- Data rows -
####################
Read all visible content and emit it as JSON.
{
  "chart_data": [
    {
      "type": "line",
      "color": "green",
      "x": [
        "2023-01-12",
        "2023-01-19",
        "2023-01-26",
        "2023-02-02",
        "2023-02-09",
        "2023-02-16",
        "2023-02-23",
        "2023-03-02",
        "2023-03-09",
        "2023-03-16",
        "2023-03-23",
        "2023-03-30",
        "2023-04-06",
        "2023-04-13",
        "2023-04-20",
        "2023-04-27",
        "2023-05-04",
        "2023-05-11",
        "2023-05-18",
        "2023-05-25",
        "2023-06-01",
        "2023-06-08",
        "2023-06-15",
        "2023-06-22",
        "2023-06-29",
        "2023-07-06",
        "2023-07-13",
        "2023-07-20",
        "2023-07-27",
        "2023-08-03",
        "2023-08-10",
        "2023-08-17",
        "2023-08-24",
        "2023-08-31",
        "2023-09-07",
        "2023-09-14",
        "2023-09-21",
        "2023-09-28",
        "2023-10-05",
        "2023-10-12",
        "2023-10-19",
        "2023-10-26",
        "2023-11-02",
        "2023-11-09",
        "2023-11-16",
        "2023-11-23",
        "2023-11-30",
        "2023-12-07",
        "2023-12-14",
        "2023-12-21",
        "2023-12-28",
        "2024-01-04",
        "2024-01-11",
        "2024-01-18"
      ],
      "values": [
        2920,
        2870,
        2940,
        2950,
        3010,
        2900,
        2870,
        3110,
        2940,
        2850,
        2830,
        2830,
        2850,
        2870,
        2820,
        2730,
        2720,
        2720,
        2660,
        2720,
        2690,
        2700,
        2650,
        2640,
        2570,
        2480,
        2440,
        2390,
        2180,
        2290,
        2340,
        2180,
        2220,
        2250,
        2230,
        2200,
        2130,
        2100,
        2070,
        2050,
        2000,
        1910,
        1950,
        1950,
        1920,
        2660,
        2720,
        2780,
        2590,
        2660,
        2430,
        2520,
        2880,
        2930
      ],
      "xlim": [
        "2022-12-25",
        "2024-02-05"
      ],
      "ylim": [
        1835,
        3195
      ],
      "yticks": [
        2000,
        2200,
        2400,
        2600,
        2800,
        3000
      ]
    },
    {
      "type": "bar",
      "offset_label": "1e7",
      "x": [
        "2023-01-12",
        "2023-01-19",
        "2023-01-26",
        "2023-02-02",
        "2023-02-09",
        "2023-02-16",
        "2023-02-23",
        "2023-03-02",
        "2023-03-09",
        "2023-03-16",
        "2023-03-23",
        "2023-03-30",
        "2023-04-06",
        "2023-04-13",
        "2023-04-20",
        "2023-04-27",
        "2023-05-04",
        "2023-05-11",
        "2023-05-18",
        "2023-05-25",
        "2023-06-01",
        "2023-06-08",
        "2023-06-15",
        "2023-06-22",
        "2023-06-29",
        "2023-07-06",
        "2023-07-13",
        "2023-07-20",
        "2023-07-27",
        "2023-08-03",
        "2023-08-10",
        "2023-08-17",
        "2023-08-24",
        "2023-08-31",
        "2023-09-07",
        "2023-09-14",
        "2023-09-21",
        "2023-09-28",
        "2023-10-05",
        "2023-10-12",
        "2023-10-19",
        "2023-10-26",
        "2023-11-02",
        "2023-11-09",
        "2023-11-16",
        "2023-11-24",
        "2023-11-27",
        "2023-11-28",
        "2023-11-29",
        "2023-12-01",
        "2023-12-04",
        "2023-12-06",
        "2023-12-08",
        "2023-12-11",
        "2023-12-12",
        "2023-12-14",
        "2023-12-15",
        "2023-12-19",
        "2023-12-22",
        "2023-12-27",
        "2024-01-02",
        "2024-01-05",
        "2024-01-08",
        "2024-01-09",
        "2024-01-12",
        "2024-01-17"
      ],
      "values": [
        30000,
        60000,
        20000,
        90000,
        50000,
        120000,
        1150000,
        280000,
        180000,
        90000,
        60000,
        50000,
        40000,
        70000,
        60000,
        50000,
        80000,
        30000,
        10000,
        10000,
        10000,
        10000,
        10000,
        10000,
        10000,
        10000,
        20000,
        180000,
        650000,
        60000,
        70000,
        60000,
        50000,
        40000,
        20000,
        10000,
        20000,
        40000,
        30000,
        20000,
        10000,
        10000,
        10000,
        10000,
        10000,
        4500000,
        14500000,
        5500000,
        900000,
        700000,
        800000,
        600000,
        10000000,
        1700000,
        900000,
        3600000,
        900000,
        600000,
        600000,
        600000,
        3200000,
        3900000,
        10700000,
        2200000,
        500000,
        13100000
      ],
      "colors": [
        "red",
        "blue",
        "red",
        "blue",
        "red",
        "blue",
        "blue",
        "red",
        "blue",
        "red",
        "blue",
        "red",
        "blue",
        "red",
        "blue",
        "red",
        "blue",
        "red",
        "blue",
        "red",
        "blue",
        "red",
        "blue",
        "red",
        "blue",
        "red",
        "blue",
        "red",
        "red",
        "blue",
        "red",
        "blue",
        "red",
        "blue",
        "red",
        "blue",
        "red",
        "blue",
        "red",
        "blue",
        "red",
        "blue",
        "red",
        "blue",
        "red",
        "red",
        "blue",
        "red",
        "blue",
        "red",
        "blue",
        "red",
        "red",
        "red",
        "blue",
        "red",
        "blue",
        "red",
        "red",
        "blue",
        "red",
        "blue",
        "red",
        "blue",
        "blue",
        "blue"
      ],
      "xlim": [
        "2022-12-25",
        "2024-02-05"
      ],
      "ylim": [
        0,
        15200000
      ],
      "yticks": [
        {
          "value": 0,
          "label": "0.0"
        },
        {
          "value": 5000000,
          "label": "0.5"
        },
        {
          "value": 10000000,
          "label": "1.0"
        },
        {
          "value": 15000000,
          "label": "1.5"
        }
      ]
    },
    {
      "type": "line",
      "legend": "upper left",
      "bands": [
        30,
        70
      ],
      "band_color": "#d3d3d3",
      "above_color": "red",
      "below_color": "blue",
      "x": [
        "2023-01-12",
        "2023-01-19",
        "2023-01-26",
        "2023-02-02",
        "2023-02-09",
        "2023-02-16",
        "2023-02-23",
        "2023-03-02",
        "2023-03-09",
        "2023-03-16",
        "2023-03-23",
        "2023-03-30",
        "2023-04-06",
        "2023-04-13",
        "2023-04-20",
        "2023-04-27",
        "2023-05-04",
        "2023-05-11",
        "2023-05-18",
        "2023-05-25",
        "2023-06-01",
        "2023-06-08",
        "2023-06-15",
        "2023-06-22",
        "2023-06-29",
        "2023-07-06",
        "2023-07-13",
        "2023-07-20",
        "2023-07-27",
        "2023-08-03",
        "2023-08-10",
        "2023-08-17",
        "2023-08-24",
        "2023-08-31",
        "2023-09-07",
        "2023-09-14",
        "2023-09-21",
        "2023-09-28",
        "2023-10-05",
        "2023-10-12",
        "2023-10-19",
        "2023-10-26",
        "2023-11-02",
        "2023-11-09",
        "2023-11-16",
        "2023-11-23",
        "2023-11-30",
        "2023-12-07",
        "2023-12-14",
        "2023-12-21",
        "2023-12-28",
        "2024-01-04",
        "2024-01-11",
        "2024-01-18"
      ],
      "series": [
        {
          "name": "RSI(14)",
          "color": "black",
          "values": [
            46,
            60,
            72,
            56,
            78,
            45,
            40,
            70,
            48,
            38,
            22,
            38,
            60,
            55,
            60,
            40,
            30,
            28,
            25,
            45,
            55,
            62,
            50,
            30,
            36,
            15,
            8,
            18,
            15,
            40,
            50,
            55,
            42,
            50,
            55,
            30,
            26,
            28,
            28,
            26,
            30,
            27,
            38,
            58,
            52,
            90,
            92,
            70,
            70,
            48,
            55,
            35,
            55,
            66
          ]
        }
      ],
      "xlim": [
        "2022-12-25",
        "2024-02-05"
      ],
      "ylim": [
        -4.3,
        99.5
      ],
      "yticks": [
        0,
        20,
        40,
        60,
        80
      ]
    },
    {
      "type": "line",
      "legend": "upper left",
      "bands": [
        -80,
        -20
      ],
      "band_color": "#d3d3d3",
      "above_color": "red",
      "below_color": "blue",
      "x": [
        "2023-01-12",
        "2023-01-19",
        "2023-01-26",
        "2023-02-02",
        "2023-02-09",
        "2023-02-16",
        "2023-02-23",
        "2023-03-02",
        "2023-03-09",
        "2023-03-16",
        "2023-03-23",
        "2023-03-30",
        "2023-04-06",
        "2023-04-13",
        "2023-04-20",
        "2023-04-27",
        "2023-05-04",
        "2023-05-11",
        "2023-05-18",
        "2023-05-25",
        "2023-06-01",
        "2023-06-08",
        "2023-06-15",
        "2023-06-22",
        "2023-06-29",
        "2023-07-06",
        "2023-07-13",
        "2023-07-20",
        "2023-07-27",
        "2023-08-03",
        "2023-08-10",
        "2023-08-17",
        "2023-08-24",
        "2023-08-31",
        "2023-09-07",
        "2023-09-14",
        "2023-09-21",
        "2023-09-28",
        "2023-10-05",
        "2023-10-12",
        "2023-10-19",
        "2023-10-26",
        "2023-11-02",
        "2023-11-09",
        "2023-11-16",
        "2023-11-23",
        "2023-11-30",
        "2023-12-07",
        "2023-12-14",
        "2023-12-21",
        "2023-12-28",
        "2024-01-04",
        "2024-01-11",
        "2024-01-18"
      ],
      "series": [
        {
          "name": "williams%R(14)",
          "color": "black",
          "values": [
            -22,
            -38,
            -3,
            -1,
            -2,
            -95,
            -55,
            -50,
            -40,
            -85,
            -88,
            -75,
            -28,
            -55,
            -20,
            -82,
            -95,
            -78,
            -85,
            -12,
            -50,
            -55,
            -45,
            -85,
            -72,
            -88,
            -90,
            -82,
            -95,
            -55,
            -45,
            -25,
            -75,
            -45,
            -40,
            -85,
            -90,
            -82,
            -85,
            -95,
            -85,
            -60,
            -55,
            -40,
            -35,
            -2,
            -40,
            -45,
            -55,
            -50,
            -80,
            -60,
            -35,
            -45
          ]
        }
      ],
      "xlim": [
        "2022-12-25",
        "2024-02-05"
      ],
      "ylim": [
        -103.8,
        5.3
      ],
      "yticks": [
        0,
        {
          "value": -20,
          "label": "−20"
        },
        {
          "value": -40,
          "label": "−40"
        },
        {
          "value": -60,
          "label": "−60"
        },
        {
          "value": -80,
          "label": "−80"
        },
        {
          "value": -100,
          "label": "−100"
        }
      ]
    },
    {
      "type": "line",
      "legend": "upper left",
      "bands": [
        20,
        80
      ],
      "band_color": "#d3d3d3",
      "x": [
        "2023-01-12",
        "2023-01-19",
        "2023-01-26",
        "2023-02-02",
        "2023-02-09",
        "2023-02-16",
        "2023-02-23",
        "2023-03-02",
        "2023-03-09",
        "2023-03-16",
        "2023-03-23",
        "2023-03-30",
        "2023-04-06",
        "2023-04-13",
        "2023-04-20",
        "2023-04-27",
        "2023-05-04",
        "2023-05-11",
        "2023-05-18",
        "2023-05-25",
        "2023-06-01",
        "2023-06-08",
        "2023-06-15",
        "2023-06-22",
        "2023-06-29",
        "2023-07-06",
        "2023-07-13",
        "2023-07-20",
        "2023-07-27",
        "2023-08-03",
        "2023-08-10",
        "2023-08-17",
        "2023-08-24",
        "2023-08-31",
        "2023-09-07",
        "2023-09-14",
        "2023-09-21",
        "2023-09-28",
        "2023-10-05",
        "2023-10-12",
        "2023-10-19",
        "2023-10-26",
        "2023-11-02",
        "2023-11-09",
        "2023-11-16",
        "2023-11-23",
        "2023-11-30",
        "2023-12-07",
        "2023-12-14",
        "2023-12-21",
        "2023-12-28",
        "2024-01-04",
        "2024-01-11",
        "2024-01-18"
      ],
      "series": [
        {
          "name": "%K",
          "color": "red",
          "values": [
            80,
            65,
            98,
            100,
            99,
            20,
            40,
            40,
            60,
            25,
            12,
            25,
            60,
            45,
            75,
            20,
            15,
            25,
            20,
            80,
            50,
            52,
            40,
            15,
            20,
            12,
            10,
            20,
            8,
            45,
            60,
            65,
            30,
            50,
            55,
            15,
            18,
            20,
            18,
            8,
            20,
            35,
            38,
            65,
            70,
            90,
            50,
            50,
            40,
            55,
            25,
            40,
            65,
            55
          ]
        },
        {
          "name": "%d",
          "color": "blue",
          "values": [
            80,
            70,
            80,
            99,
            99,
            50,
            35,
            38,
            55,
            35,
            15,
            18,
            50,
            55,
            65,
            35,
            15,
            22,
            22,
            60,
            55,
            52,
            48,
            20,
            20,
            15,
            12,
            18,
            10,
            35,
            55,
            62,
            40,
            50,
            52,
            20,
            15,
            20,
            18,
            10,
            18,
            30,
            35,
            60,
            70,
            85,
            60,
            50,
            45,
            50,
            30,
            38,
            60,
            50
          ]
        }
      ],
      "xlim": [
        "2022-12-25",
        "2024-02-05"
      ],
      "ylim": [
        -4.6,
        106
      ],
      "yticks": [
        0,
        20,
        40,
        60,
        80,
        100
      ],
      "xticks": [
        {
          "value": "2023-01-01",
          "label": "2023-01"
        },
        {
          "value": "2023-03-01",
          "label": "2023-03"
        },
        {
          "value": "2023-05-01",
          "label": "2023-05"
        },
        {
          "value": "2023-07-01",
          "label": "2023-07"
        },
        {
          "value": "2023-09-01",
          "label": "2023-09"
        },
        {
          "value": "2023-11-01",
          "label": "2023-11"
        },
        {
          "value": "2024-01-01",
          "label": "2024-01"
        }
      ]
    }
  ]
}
####################
- Exercise aim -
Search the records for the string "name" and return every line in which it occurs.

- Task solution -
          "name": "RSI(14)",
          "name": "williams%R(14)",
          "name": "%K",
          "name": "%d",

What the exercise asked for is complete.